▶ Aim of the exercise
List all lines of the data that include the string "即更新劳动者工作技能".

● ● ● ● ● ● ●

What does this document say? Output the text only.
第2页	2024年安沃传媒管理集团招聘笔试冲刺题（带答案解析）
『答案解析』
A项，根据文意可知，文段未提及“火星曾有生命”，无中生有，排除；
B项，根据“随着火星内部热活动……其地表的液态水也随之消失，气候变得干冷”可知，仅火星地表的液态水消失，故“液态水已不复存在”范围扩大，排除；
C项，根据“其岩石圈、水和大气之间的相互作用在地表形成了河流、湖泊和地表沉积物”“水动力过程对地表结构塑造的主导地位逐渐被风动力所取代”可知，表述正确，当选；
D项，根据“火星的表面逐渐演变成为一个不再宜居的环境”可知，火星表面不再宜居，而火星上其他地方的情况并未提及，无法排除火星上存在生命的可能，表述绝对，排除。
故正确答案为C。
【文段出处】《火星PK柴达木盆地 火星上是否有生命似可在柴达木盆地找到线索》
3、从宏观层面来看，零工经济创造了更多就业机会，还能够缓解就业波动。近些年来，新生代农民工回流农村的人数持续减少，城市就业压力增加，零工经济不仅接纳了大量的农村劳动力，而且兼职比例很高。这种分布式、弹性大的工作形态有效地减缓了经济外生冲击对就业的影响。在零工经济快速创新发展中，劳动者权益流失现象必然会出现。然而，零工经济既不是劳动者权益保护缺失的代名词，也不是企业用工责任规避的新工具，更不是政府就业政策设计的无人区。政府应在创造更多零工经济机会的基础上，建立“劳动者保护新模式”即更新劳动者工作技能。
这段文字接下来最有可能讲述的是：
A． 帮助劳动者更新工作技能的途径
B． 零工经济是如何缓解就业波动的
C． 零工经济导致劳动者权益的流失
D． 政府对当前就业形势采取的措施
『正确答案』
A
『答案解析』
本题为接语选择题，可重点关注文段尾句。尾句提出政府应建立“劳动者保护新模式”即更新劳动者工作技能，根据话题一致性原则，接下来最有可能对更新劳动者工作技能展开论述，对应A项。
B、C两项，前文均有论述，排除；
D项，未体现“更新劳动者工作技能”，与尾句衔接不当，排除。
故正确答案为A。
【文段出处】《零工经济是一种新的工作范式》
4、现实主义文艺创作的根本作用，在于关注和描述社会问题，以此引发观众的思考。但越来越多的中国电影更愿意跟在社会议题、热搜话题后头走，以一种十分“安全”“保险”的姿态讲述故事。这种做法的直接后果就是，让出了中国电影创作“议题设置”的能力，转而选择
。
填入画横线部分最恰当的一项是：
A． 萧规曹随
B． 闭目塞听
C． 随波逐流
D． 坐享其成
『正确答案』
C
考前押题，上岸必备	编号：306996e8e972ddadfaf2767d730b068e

● ● ● ● ● ● ●

▶ Final answer
3、从宏观层面来看，零工经济创造了更多就业机会，还能够缓解就业波动。近些年来，新生代农民工回流农村的人数持续减少，城市就业压力增加，零工经济不仅接纳了大量的农村劳动力，而且兼职比例很高。这种分布式、弹性大的工作形态有效地减缓了经济外生冲击对就业的影响。在零工经济快速创新发展中，劳动者权益流失现象必然会出现。然而，零工经济既不是劳动者权益保护缺失的代名词，也不是企业用工责任规避的新工具，更不是政府就业政策设计的无人区。政府应在创造更多零工经济机会的基础上，建立“劳动者保护新模式”即更新劳动者工作技能。
本题为接语选择题，可重点关注文段尾句。尾句提出政府应建立“劳动者保护新模式”即更新劳动者工作技能，根据话题一致性原则，接下来最有可能对更新劳动者工作技能展开论述，对应A项。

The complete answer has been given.